### Exercise goal:
Output the material beneath this task exactly, images excluded.

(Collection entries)
......

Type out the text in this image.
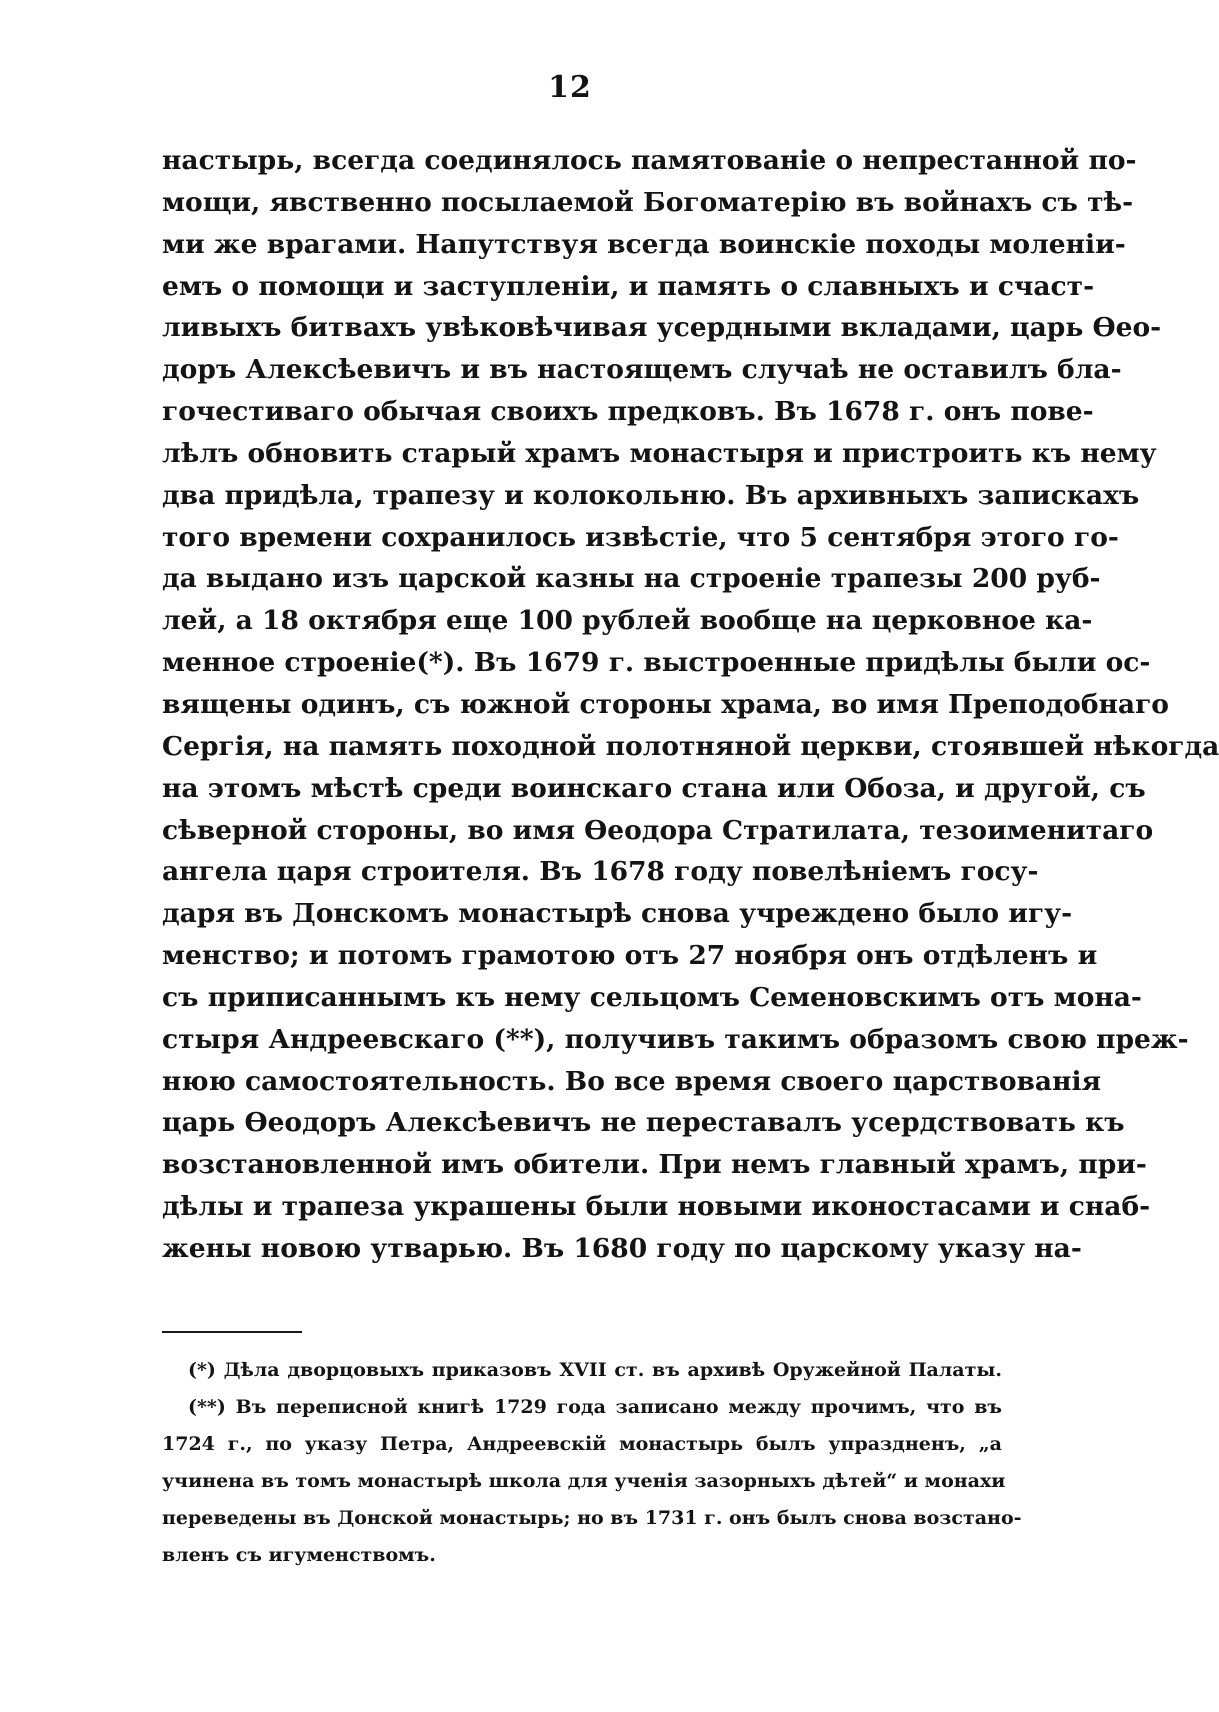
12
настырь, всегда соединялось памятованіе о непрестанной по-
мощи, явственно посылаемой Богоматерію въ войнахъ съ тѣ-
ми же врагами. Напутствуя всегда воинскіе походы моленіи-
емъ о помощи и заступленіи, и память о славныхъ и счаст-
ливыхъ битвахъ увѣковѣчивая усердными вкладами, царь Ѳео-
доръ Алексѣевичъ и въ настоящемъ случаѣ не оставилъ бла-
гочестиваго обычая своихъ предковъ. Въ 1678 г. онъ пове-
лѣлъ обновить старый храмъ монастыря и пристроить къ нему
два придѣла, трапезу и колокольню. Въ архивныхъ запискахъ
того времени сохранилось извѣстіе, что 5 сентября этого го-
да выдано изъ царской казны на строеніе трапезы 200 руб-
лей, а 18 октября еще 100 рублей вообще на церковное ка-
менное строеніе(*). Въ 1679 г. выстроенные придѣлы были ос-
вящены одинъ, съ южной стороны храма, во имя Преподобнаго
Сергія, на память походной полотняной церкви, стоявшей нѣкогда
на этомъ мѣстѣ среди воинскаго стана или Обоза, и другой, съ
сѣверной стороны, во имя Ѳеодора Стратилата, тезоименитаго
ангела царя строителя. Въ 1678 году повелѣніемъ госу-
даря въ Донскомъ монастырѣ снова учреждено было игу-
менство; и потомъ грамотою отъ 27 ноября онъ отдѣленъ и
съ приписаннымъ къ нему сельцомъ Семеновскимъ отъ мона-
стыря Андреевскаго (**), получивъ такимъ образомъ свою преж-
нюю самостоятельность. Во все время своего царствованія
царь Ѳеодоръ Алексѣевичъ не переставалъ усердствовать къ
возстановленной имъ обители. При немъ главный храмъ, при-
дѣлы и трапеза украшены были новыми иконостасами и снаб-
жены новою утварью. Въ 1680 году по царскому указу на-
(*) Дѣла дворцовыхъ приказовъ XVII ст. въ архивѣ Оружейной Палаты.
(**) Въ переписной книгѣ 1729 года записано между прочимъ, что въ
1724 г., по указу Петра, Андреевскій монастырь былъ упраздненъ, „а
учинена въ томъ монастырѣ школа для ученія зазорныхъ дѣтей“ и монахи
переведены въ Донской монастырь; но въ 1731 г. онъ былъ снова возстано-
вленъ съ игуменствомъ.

......

### Solution for this problem:
Type out the text in this image.
12
настырь, всегда соединялось памятованіе о непрестанной по-
мощи, явственно посылаемой Богоматерію въ войнахъ съ тѣ-
ми же врагами. Напутствуя всегда воинскіе походы моленіи-
емъ о помощи и заступленіи, и память о славныхъ и счаст-
ливыхъ битвахъ увѣковѣчивая усердными вкладами, царь Ѳео-
доръ Алексѣевичъ и въ настоящемъ случаѣ не оставилъ бла-
гочестиваго обычая своихъ предковъ. Въ 1678 г. онъ пове-
лѣлъ обновить старый храмъ монастыря и пристроить къ нему
два придѣла, трапезу и колокольню. Въ архивныхъ запискахъ
того времени сохранилось извѣстіе, что 5 сентября этого го-
да выдано изъ царской казны на строеніе трапезы 200 руб-
лей, а 18 октября еще 100 рублей вообще на церковное ка-
менное строеніе(*). Въ 1679 г. выстроенные придѣлы были ос-
вящены одинъ, съ южной стороны храма, во имя Преподобнаго
Сергія, на память походной полотняной церкви, стоявшей нѣкогда
на этомъ мѣстѣ среди воинскаго стана или Обоза, и другой, съ
сѣверной стороны, во имя Ѳеодора Стратилата, тезоименитаго
ангела царя строителя. Въ 1678 году повелѣніемъ госу-
даря въ Донскомъ монастырѣ снова учреждено было игу-
менство; и потомъ грамотою отъ 27 ноября онъ отдѣленъ и
съ приписаннымъ къ нему сельцомъ Семеновскимъ отъ мона-
стыря Андреевскаго (**), получивъ такимъ образомъ свою преж-
нюю самостоятельность. Во все время своего царствованія
царь Ѳеодоръ Алексѣевичъ не переставалъ усердствовать къ
возстановленной имъ обители. При немъ главный храмъ, при-
дѣлы и трапеза украшены были новыми иконостасами и снаб-
жены новою утварью. Въ 1680 году по царскому указу на-
(*) Дѣла дворцовыхъ приказовъ XVII ст. въ архивѣ Оружейной Палаты.
(**) Въ переписной книгѣ 1729 года записано между прочимъ, что въ
1724 г., по указу Петра, Андреевскій монастырь былъ упраздненъ, „а
учинена въ томъ монастырѣ школа для ученія зазорныхъ дѣтей“ и монахи
переведены въ Донской монастырь; но въ 1731 г. онъ былъ снова возстано-
вленъ съ игуменствомъ.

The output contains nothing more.